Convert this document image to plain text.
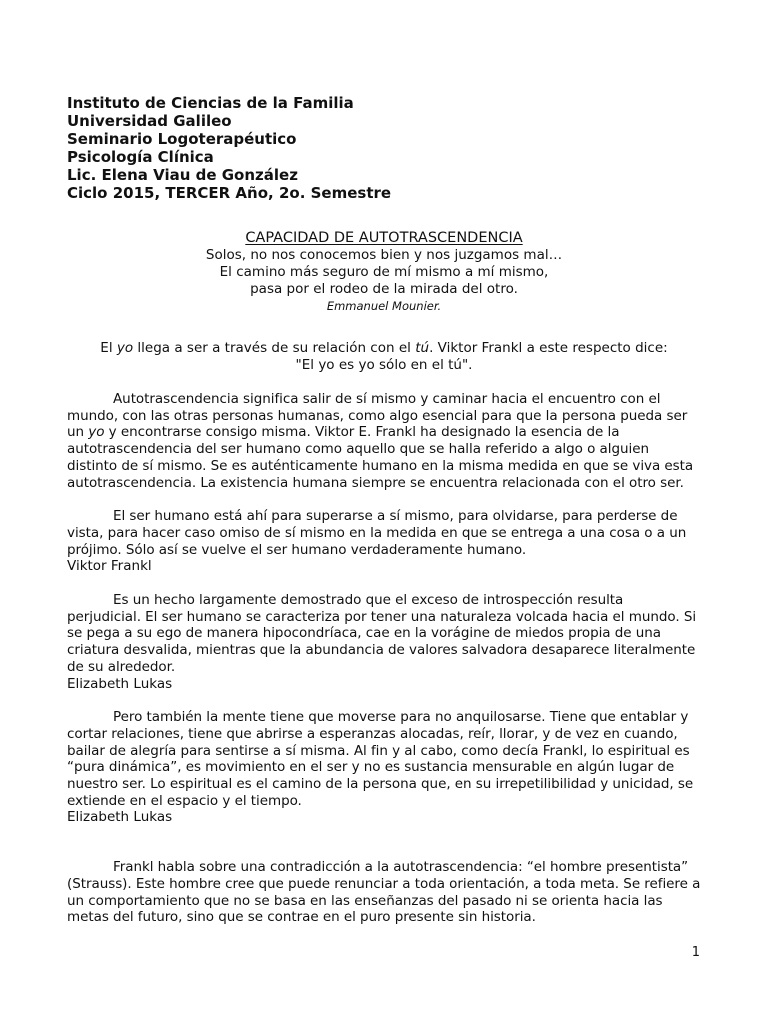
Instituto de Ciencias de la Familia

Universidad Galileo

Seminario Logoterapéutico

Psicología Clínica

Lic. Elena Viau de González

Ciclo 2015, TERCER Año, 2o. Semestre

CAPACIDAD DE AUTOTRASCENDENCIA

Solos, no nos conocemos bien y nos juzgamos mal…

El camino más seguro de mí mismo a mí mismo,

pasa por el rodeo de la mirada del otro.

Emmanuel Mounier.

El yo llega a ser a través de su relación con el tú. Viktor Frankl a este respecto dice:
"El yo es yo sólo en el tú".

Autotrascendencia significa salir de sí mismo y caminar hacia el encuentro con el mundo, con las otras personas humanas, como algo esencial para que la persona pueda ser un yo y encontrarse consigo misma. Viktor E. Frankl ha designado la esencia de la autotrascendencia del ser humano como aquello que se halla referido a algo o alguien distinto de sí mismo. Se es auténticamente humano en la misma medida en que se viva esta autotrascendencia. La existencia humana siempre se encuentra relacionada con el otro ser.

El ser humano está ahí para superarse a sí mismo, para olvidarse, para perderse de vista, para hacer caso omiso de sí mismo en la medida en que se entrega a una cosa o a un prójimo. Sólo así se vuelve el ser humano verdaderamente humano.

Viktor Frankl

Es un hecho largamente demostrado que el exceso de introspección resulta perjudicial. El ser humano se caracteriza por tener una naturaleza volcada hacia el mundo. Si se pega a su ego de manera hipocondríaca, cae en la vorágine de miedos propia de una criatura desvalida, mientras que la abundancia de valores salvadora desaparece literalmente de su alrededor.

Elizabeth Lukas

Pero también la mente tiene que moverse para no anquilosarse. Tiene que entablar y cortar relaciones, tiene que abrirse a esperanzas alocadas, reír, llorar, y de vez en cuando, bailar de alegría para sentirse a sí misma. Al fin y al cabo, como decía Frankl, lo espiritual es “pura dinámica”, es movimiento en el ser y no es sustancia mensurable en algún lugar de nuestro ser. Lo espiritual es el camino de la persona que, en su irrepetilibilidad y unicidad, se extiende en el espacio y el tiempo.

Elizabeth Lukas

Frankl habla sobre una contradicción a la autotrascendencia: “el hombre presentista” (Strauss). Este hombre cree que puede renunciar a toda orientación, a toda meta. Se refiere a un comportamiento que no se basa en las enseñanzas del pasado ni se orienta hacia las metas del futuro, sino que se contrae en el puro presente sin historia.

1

☆ ☆ ☆ ☆ ☆ ☆ ☆

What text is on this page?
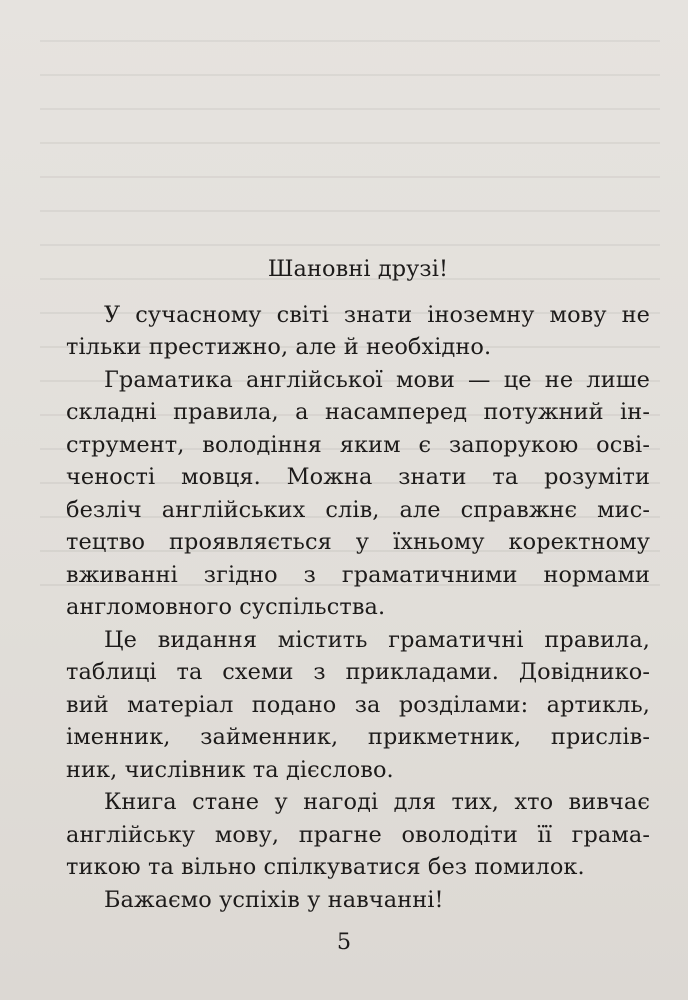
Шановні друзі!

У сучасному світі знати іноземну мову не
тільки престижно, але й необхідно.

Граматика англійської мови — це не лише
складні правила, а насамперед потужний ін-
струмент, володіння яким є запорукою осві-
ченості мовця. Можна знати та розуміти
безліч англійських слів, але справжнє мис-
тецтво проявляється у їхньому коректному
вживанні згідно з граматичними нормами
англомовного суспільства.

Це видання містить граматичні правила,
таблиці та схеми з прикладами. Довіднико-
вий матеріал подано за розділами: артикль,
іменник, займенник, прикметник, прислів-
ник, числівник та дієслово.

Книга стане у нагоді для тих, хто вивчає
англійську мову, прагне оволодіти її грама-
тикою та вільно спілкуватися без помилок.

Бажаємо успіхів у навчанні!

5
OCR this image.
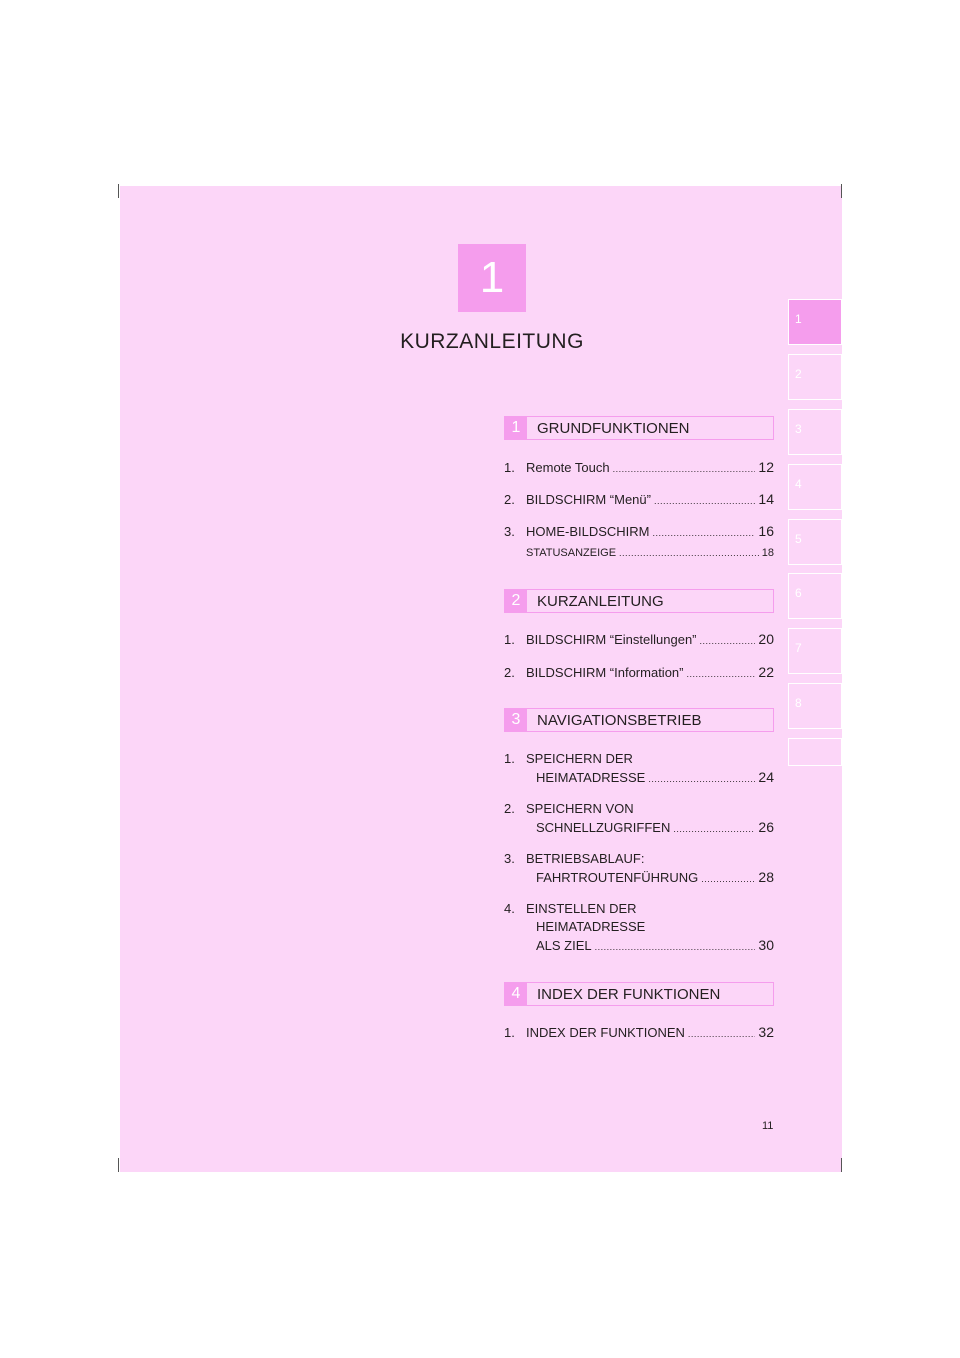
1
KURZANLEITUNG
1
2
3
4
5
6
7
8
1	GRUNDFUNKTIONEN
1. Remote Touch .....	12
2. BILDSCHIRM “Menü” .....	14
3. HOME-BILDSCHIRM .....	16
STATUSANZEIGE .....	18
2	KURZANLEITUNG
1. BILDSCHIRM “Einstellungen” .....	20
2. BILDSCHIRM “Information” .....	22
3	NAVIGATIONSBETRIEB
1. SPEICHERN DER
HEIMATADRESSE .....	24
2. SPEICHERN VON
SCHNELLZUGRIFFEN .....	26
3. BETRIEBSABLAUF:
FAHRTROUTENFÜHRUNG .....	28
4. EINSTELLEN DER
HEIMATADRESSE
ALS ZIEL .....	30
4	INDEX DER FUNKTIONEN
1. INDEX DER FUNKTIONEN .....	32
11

☆ ☆ ☆ ☆ ☆ ☆ ☆

• _THE REQUEST_: Lines containing the word "text" must all be returned from the material above.

• _THE SOLUTION_:
Convert this document image to plain text.
What text is on this page?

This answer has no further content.